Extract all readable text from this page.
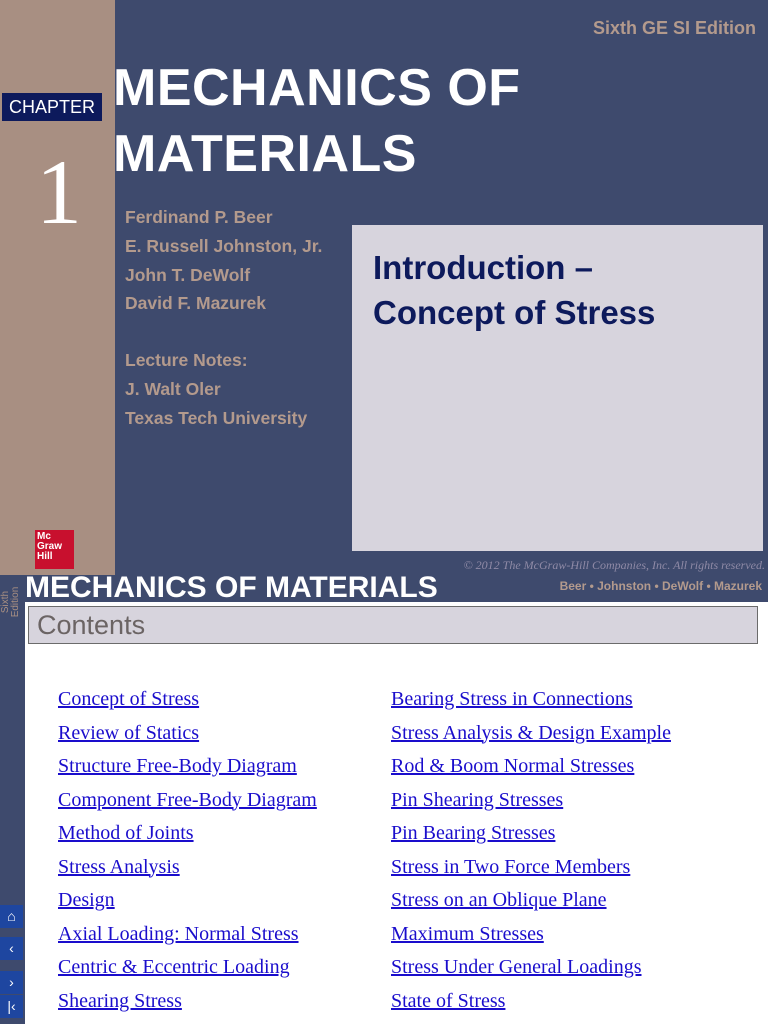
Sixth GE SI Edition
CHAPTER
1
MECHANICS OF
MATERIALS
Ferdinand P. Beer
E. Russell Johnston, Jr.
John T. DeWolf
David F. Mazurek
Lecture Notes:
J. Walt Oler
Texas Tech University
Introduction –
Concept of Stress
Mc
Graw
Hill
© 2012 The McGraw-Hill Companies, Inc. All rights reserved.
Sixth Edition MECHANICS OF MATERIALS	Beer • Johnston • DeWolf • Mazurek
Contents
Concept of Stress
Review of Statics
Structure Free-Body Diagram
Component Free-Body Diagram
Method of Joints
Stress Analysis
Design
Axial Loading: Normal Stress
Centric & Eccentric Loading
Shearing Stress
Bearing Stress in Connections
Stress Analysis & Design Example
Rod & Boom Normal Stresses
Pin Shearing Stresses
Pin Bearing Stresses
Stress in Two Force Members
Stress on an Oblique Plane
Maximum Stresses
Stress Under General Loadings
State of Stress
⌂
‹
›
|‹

━━━━

> **The request**: Transcribe the records above exactly, leaving out every picture.

> **Result of the exercise**:
Extract all readable text from this page.
Sixth GE SI Edition
CHAPTER
1
MECHANICS OF
MATERIALS
Ferdinand P. Beer
E. Russell Johnston, Jr.
John T. DeWolf
David F. Mazurek
Lecture Notes:
J. Walt Oler
Texas Tech University
Introduction –
Concept of Stress
Mc
Graw
Hill
© 2012 The McGraw-Hill Companies, Inc. All rights reserved.
Sixth Edition MECHANICS OF MATERIALS	Beer • Johnston • DeWolf • Mazurek
Contents
Concept of Stress
Review of Statics
Structure Free-Body Diagram
Component Free-Body Diagram
Method of Joints
Stress Analysis
Design
Axial Loading: Normal Stress
Centric & Eccentric Loading
Shearing Stress
Bearing Stress in Connections
Stress Analysis & Design Example
Rod & Boom Normal Stresses
Pin Shearing Stresses
Pin Bearing Stresses
Stress in Two Force Members
Stress on an Oblique Plane
Maximum Stresses
Stress Under General Loadings
State of Stress
⌂
‹
›
|‹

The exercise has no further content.